■ Short exercise ■
Skip the pictures. Reproduce all other material exactly.

[START Dataset records]

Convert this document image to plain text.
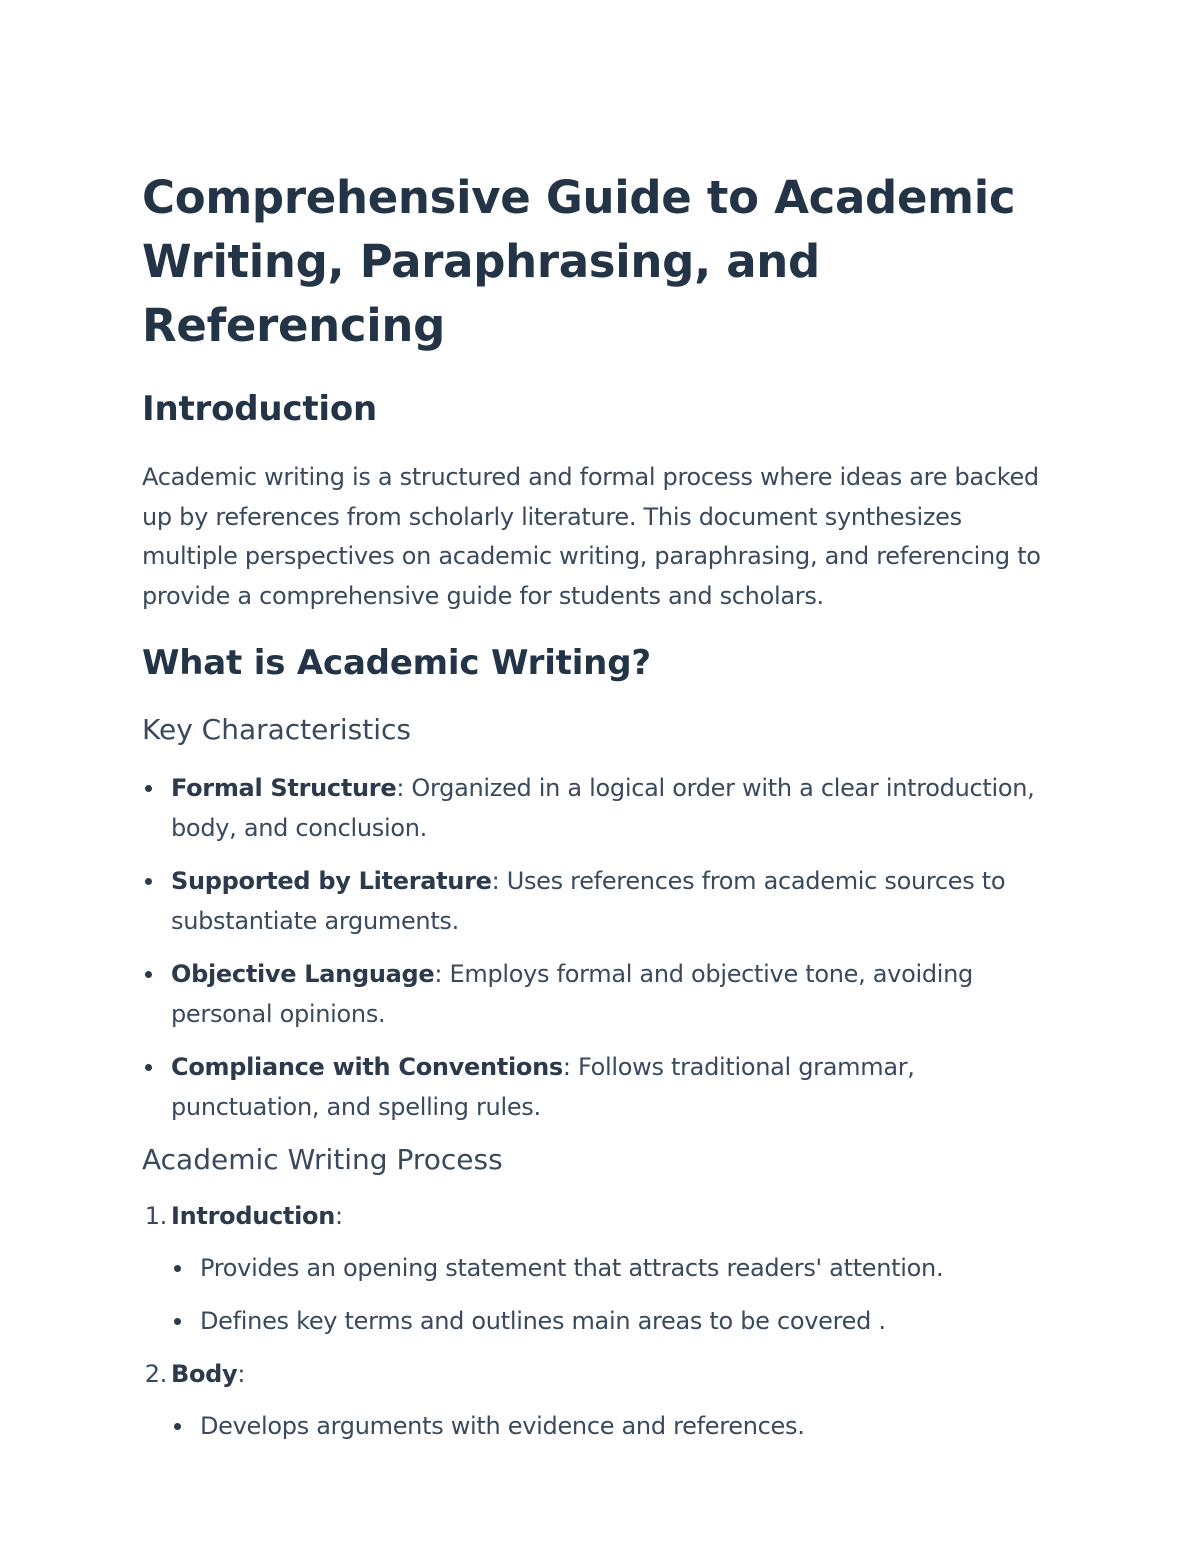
Comprehensive Guide to Academic Writing, Paraphrasing, and Referencing
Introduction

Academic writing is a structured and formal process where ideas are backed up by references from scholarly literature. This document synthesizes multiple perspectives on academic writing, paraphrasing, and referencing to provide a comprehensive guide for students and scholars.

What is Academic Writing?
Key Characteristics
Formal Structure: Organized in a logical order with a clear introduction, body, and conclusion.
Supported by Literature: Uses references from academic sources to substantiate arguments.
Objective Language: Employs formal and objective tone, avoiding personal opinions.
Compliance with Conventions: Follows traditional grammar, punctuation, and spelling rules.
Academic Writing Process
1. Introduction:
Provides an opening statement that attracts readers' attention.
Defines key terms and outlines main areas to be covered .
2. Body:
Develops arguments with evidence and references.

[END Dataset records]

■ Problem solution ■
Convert this document image to plain text.
Comprehensive Guide to Academic Writing, Paraphrasing, and Referencing
Introduction

Academic writing is a structured and formal process where ideas are backed up by references from scholarly literature. This document synthesizes multiple perspectives on academic writing, paraphrasing, and referencing to provide a comprehensive guide for students and scholars.

What is Academic Writing?
Key Characteristics
Formal Structure: Organized in a logical order with a clear introduction, body, and conclusion.
Supported by Literature: Uses references from academic sources to substantiate arguments.
Objective Language: Employs formal and objective tone, avoiding personal opinions.
Compliance with Conventions: Follows traditional grammar, punctuation, and spelling rules.
Academic Writing Process
1. Introduction:
Provides an opening statement that attracts readers' attention.
Defines key terms and outlines main areas to be covered .
2. Body:
Develops arguments with evidence and references.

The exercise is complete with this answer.